Part of a data file:
───

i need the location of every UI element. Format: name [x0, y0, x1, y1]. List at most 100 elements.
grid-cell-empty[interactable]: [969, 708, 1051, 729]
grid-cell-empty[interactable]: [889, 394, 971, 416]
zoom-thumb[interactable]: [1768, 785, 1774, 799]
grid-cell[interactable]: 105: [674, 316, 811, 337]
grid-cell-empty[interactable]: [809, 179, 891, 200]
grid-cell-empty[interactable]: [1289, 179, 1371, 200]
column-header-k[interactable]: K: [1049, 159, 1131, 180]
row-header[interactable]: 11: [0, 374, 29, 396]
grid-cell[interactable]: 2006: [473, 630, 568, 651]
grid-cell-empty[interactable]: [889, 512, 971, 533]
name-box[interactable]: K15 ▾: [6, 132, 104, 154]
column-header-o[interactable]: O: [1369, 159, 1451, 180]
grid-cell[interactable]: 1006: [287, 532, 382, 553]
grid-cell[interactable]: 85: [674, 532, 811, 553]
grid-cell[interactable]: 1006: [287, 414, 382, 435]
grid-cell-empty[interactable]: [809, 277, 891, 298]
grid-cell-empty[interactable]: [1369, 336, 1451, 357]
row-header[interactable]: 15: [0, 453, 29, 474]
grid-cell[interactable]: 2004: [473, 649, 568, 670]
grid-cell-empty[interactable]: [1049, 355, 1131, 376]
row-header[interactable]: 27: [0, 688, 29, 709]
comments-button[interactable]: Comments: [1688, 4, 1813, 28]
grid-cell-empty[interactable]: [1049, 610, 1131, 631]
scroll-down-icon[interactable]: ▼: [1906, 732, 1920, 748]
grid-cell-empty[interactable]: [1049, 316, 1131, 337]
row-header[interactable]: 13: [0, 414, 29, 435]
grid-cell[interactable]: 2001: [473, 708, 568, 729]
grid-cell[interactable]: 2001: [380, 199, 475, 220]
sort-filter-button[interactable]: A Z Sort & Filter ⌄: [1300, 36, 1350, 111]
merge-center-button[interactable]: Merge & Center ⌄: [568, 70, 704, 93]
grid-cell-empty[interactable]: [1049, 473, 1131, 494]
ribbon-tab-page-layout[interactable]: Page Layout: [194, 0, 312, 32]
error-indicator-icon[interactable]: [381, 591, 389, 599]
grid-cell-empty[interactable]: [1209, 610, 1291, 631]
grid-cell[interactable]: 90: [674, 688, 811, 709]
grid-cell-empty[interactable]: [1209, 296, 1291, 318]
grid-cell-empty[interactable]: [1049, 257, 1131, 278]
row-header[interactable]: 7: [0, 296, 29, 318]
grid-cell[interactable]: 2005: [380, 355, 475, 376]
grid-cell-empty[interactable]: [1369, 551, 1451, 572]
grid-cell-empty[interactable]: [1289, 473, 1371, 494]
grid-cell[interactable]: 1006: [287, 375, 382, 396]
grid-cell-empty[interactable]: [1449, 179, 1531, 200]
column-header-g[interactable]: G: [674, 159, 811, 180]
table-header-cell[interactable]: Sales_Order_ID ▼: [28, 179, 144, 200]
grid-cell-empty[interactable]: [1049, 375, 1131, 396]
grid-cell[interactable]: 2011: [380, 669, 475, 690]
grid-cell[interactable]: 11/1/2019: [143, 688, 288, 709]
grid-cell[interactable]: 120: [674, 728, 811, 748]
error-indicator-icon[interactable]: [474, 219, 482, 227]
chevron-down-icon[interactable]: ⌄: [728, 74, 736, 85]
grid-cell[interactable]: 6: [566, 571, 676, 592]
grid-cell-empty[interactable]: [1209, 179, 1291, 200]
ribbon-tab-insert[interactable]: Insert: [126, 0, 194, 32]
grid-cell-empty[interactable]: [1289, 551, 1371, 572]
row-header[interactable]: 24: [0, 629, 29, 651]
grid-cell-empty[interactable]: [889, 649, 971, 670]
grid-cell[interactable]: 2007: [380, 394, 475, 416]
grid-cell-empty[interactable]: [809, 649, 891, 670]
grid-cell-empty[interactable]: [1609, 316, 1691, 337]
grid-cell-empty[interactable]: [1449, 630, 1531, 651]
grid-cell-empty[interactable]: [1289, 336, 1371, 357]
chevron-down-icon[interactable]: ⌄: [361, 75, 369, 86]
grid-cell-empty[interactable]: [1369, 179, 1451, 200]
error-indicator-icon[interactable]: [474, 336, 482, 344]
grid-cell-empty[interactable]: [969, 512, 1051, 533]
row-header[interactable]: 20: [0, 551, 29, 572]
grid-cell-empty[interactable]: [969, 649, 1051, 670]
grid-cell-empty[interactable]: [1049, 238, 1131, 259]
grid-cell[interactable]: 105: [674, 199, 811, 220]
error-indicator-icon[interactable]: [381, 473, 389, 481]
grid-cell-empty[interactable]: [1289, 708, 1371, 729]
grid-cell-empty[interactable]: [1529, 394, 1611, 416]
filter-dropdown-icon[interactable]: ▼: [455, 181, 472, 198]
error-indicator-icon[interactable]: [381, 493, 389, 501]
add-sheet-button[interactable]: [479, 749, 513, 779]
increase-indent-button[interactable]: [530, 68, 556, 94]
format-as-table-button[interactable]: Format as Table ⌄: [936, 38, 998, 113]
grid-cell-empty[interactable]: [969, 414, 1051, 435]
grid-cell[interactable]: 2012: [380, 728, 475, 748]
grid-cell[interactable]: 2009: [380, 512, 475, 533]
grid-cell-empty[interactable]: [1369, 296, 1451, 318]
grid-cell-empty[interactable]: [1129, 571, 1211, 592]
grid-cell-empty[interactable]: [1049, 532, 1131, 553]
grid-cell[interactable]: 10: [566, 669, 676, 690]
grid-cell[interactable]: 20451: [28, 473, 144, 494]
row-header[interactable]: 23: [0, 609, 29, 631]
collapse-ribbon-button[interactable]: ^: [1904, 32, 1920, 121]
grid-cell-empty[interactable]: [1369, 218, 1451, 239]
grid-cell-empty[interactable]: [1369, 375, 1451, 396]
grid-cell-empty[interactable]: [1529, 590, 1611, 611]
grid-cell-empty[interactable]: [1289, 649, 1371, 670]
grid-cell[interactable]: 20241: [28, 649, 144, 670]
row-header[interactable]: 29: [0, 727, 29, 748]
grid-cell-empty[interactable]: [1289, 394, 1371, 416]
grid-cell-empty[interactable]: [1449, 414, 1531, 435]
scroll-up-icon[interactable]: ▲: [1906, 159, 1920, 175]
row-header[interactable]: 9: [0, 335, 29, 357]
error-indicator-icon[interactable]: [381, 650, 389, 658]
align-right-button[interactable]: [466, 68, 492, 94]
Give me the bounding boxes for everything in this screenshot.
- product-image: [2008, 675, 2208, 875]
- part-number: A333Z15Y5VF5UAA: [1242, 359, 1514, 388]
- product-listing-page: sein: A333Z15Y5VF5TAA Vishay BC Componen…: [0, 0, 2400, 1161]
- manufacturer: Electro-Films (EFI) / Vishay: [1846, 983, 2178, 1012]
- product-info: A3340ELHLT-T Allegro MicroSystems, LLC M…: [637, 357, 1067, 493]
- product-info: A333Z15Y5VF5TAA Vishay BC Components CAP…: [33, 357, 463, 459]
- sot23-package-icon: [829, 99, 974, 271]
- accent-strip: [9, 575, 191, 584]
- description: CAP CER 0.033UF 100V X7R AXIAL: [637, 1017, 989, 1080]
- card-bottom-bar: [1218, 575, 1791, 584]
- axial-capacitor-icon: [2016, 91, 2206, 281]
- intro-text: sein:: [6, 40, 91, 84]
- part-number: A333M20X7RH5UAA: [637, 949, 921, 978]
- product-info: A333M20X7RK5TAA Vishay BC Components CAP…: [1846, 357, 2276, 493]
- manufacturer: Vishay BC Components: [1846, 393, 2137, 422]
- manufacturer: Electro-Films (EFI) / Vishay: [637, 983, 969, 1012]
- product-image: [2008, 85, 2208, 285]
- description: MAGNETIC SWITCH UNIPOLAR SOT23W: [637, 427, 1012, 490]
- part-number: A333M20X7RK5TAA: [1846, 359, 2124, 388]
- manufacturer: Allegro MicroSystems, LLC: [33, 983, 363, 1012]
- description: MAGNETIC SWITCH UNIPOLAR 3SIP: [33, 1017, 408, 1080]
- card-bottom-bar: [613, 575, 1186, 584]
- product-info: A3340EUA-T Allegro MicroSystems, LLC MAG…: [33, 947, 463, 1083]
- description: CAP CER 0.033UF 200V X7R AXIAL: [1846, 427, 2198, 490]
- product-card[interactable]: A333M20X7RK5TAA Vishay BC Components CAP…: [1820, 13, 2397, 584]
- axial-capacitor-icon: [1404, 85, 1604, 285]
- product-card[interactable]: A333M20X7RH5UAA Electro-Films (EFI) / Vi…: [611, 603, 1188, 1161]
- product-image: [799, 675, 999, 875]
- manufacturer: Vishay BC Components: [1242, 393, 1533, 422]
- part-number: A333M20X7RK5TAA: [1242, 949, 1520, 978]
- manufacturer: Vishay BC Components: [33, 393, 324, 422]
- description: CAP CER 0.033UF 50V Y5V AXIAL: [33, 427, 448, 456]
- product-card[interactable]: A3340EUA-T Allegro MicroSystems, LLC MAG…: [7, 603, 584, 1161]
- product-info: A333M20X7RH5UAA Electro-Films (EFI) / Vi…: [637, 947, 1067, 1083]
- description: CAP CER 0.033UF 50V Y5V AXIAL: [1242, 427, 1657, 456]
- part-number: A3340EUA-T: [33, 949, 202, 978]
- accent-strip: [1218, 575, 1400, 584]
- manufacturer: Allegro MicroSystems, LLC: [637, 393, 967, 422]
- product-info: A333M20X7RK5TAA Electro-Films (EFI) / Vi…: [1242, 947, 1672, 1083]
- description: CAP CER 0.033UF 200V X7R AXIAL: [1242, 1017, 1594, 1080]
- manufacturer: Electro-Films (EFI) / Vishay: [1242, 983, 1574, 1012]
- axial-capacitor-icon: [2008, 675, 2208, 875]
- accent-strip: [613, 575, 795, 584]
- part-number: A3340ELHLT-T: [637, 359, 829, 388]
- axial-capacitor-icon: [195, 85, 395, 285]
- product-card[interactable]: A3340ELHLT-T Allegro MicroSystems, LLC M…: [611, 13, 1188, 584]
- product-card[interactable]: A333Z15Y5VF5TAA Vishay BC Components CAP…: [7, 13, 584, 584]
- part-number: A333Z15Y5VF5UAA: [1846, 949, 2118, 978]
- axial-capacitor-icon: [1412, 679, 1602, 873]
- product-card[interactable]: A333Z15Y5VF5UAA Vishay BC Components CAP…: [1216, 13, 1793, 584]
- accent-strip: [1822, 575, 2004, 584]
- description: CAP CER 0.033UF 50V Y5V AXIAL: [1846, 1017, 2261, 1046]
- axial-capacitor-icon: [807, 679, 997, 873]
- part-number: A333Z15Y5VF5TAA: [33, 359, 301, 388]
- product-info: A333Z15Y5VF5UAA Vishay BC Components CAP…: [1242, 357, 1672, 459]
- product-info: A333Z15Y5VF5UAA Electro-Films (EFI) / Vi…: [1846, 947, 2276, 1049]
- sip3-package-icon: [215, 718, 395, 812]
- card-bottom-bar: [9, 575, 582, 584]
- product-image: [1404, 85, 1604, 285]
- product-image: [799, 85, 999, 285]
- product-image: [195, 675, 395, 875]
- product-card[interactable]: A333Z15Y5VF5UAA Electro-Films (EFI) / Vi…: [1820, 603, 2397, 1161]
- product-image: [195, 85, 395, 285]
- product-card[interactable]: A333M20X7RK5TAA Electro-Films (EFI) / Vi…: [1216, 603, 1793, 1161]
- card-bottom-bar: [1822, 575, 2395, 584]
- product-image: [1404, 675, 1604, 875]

───

## [EXERCISE REQUIREMENTS]
Rewrite the records from the first line through the line with "column-header-k[interactable]: K: [1049, 159, 1131, 180]", putting "clickable" wherever "interactable" appears and leaving everything else the same.

## [WRITTEN SOLUTION]
i need the location of every UI element. Format: name [x0, y0, x1, y1]. List at most 100 elements.
grid-cell-empty[clickable]: [969, 708, 1051, 729]
grid-cell-empty[clickable]: [889, 394, 971, 416]
zoom-thumb[clickable]: [1768, 785, 1774, 799]
grid-cell[clickable]: 105: [674, 316, 811, 337]
grid-cell-empty[clickable]: [809, 179, 891, 200]
grid-cell-empty[clickable]: [1289, 179, 1371, 200]
column-header-k[clickable]: K: [1049, 159, 1131, 180]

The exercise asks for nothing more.